Repeat the entire listing exactly.

[Stored data entries]
---------------

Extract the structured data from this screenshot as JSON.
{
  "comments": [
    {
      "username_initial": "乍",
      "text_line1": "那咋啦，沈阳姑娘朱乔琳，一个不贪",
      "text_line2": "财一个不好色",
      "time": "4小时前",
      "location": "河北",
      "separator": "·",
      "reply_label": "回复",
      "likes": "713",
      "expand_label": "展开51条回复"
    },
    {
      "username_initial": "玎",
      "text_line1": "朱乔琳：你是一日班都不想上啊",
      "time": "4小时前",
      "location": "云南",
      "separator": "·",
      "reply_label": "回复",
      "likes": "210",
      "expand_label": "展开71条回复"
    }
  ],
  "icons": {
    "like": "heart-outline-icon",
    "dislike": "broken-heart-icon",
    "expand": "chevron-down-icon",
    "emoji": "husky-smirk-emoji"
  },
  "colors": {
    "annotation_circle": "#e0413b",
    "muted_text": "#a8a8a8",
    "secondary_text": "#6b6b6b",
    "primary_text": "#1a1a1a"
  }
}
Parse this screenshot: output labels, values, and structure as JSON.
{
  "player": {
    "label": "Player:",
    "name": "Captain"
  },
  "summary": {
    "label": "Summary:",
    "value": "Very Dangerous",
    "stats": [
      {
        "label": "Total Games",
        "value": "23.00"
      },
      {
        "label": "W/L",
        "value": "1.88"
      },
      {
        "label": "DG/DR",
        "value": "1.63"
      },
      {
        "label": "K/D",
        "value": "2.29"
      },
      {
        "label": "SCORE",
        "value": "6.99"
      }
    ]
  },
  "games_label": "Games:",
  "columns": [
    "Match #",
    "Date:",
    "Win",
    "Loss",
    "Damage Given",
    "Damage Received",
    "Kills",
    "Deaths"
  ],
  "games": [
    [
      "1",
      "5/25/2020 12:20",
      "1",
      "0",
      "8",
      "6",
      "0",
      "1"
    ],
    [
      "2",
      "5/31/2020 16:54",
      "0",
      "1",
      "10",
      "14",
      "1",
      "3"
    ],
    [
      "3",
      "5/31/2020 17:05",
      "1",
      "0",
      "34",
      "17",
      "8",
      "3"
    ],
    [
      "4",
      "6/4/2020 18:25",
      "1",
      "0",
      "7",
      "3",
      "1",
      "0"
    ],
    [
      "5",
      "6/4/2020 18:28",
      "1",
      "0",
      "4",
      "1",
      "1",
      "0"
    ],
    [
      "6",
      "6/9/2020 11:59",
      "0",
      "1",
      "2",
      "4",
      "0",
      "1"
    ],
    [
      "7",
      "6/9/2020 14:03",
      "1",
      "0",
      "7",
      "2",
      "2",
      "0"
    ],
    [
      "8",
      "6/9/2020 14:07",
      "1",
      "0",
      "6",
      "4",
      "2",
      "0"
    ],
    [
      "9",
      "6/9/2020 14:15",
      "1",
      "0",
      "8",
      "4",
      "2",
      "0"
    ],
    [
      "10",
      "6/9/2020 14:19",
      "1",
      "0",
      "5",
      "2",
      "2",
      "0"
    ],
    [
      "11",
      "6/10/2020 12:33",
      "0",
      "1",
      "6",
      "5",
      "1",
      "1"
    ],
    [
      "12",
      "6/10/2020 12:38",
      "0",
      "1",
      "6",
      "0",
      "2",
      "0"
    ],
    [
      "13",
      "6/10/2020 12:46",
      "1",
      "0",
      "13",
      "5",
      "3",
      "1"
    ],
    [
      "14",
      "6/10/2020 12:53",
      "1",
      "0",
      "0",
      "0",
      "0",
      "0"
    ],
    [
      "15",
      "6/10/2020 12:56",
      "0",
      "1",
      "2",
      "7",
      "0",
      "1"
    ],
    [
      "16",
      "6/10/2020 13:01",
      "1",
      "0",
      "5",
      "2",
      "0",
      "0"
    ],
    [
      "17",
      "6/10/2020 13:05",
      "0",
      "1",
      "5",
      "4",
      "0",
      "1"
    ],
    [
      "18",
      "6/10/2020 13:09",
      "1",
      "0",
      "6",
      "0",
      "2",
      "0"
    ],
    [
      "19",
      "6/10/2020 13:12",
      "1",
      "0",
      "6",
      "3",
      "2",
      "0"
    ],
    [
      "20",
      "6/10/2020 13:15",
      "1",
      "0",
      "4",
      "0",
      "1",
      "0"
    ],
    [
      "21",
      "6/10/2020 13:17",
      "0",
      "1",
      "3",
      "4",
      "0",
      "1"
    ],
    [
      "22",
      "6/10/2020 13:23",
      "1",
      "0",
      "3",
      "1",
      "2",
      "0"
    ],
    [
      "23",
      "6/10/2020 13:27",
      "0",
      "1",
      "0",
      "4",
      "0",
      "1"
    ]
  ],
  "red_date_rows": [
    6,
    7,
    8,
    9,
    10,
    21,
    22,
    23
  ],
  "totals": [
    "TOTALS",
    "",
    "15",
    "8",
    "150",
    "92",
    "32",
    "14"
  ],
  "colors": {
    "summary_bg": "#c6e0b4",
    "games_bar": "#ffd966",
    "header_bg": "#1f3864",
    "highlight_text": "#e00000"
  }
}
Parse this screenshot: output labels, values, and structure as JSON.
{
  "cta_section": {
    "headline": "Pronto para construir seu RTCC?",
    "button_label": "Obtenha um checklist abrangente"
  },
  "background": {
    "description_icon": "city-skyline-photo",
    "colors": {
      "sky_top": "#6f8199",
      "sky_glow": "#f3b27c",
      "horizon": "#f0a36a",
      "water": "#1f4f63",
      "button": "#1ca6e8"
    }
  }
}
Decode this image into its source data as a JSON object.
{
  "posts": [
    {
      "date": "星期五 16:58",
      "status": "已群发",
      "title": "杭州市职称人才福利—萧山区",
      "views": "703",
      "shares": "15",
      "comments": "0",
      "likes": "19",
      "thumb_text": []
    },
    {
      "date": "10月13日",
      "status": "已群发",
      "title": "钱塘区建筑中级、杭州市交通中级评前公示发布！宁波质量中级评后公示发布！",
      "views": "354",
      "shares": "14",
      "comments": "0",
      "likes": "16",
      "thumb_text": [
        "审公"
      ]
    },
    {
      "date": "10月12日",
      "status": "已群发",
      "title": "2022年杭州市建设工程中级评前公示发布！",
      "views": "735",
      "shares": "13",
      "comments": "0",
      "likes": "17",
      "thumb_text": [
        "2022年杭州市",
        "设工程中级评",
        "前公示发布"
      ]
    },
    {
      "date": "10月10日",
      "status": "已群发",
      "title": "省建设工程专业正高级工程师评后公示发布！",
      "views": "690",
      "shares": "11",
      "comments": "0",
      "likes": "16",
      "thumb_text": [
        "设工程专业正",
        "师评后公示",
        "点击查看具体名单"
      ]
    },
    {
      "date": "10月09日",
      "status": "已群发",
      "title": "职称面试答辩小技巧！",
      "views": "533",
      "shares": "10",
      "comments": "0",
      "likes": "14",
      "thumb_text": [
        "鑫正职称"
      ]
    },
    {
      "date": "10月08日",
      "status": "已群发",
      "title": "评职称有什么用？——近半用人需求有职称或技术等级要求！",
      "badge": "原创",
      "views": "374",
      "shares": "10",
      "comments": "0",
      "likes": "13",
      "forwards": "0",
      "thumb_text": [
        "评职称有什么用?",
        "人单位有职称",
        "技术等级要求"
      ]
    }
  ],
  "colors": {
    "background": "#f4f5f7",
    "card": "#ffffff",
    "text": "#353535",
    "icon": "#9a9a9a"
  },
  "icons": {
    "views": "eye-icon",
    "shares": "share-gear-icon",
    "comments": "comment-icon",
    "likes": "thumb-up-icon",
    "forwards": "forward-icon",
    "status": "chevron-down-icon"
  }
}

---------------

(Task solution)
Extract the structured data from this screenshot as JSON.
{
  "comments": [
    {
      "username_initial": "乍",
      "text_line1": "那咋啦，沈阳姑娘朱乔琳，一个不贪",
      "text_line2": "财一个不好色",
      "time": "4小时前",
      "location": "河北",
      "separator": "·",
      "reply_label": "回复",
      "likes": "713",
      "expand_label": "展开51条回复"
    },
    {
      "username_initial": "玎",
      "text_line1": "朱乔琳：你是一日班都不想上啊",
      "time": "4小时前",
      "location": "云南",
      "separator": "·",
      "reply_label": "回复",
      "likes": "210",
      "expand_label": "展开71条回复"
    }
  ],
  "icons": {
    "like": "heart-outline-icon",
    "dislike": "broken-heart-icon",
    "expand": "chevron-down-icon",
    "emoji": "husky-smirk-emoji"
  },
  "colors": {
    "annotation_circle": "#e0413b",
    "muted_text": "#a8a8a8",
    "secondary_text": "#6b6b6b",
    "primary_text": "#1a1a1a"
  }
}
Parse this screenshot: output labels, values, and structure as JSON.
{
  "player": {
    "label": "Player:",
    "name": "Captain"
  },
  "summary": {
    "label": "Summary:",
    "value": "Very Dangerous",
    "stats": [
      {
        "label": "Total Games",
        "value": "23.00"
      },
      {
        "label": "W/L",
        "value": "1.88"
      },
      {
        "label": "DG/DR",
        "value": "1.63"
      },
      {
        "label": "K/D",
        "value": "2.29"
      },
      {
        "label": "SCORE",
        "value": "6.99"
      }
    ]
  },
  "games_label": "Games:",
  "columns": [
    "Match #",
    "Date:",
    "Win",
    "Loss",
    "Damage Given",
    "Damage Received",
    "Kills",
    "Deaths"
  ],
  "games": [
    [
      "1",
      "5/25/2020 12:20",
      "1",
      "0",
      "8",
      "6",
      "0",
      "1"
    ],
    [
      "2",
      "5/31/2020 16:54",
      "0",
      "1",
      "10",
      "14",
      "1",
      "3"
    ],
    [
      "3",
      "5/31/2020 17:05",
      "1",
      "0",
      "34",
      "17",
      "8",
      "3"
    ],
    [
      "4",
      "6/4/2020 18:25",
      "1",
      "0",
      "7",
      "3",
      "1",
      "0"
    ],
    [
      "5",
      "6/4/2020 18:28",
      "1",
      "0",
      "4",
      "1",
      "1",
      "0"
    ],
    [
      "6",
      "6/9/2020 11:59",
      "0",
      "1",
      "2",
      "4",
      "0",
      "1"
    ],
    [
      "7",
      "6/9/2020 14:03",
      "1",
      "0",
      "7",
      "2",
      "2",
      "0"
    ],
    [
      "8",
      "6/9/2020 14:07",
      "1",
      "0",
      "6",
      "4",
      "2",
      "0"
    ],
    [
      "9",
      "6/9/2020 14:15",
      "1",
      "0",
      "8",
      "4",
      "2",
      "0"
    ],
    [
      "10",
      "6/9/2020 14:19",
      "1",
      "0",
      "5",
      "2",
      "2",
      "0"
    ],
    [
      "11",
      "6/10/2020 12:33",
      "0",
      "1",
      "6",
      "5",
      "1",
      "1"
    ],
    [
      "12",
      "6/10/2020 12:38",
      "0",
      "1",
      "6",
      "0",
      "2",
      "0"
    ],
    [
      "13",
      "6/10/2020 12:46",
      "1",
      "0",
      "13",
      "5",
      "3",
      "1"
    ],
    [
      "14",
      "6/10/2020 12:53",
      "1",
      "0",
      "0",
      "0",
      "0",
      "0"
    ],
    [
      "15",
      "6/10/2020 12:56",
      "0",
      "1",
      "2",
      "7",
      "0",
      "1"
    ],
    [
      "16",
      "6/10/2020 13:01",
      "1",
      "0",
      "5",
      "2",
      "0",
      "0"
    ],
    [
      "17",
      "6/10/2020 13:05",
      "0",
      "1",
      "5",
      "4",
      "0",
      "1"
    ],
    [
      "18",
      "6/10/2020 13:09",
      "1",
      "0",
      "6",
      "0",
      "2",
      "0"
    ],
    [
      "19",
      "6/10/2020 13:12",
      "1",
      "0",
      "6",
      "3",
      "2",
      "0"
    ],
    [
      "20",
      "6/10/2020 13:15",
      "1",
      "0",
      "4",
      "0",
      "1",
      "0"
    ],
    [
      "21",
      "6/10/2020 13:17",
      "0",
      "1",
      "3",
      "4",
      "0",
      "1"
    ],
    [
      "22",
      "6/10/2020 13:23",
      "1",
      "0",
      "3",
      "1",
      "2",
      "0"
    ],
    [
      "23",
      "6/10/2020 13:27",
      "0",
      "1",
      "0",
      "4",
      "0",
      "1"
    ]
  ],
  "red_date_rows": [
    6,
    7,
    8,
    9,
    10,
    21,
    22,
    23
  ],
  "totals": [
    "TOTALS",
    "",
    "15",
    "8",
    "150",
    "92",
    "32",
    "14"
  ],
  "colors": {
    "summary_bg": "#c6e0b4",
    "games_bar": "#ffd966",
    "header_bg": "#1f3864",
    "highlight_text": "#e00000"
  }
}
Parse this screenshot: output labels, values, and structure as JSON.
{
  "cta_section": {
    "headline": "Pronto para construir seu RTCC?",
    "button_label": "Obtenha um checklist abrangente"
  },
  "background": {
    "description_icon": "city-skyline-photo",
    "colors": {
      "sky_top": "#6f8199",
      "sky_glow": "#f3b27c",
      "horizon": "#f0a36a",
      "water": "#1f4f63",
      "button": "#1ca6e8"
    }
  }
}
Decode this image into its source data as a JSON object.
{
  "posts": [
    {
      "date": "星期五 16:58",
      "status": "已群发",
      "title": "杭州市职称人才福利—萧山区",
      "views": "703",
      "shares": "15",
      "comments": "0",
      "likes": "19",
      "thumb_text": []
    },
    {
      "date": "10月13日",
      "status": "已群发",
      "title": "钱塘区建筑中级、杭州市交通中级评前公示发布！宁波质量中级评后公示发布！",
      "views": "354",
      "shares": "14",
      "comments": "0",
      "likes": "16",
      "thumb_text": [
        "审公"
      ]
    },
    {
      "date": "10月12日",
      "status": "已群发",
      "title": "2022年杭州市建设工程中级评前公示发布！",
      "views": "735",
      "shares": "13",
      "comments": "0",
      "likes": "17",
      "thumb_text": [
        "2022年杭州市",
        "设工程中级评",
        "前公示发布"
      ]
    },
    {
      "date": "10月10日",
      "status": "已群发",
      "title": "省建设工程专业正高级工程师评后公示发布！",
      "views": "690",
      "shares": "11",
      "comments": "0",
      "likes": "16",
      "thumb_text": [
        "设工程专业正",
        "师评后公示",
        "点击查看具体名单"
      ]
    },
    {
      "date": "10月09日",
      "status": "已群发",
      "title": "职称面试答辩小技巧！",
      "views": "533",
      "shares": "10",
      "comments": "0",
      "likes": "14",
      "thumb_text": [
        "鑫正职称"
      ]
    },
    {
      "date": "10月08日",
      "status": "已群发",
      "title": "评职称有什么用？——近半用人需求有职称或技术等级要求！",
      "badge": "原创",
      "views": "374",
      "shares": "10",
      "comments": "0",
      "likes": "13",
      "forwards": "0",
      "thumb_text": [
        "评职称有什么用?",
        "人单位有职称",
        "技术等级要求"
      ]
    }
  ],
  "colors": {
    "background": "#f4f5f7",
    "card": "#ffffff",
    "text": "#353535",
    "icon": "#9a9a9a"
  },
  "icons": {
    "views": "eye-icon",
    "shares": "share-gear-icon",
    "comments": "comment-icon",
    "likes": "thumb-up-icon",
    "forwards": "forward-icon",
    "status": "chevron-down-icon"
  }
}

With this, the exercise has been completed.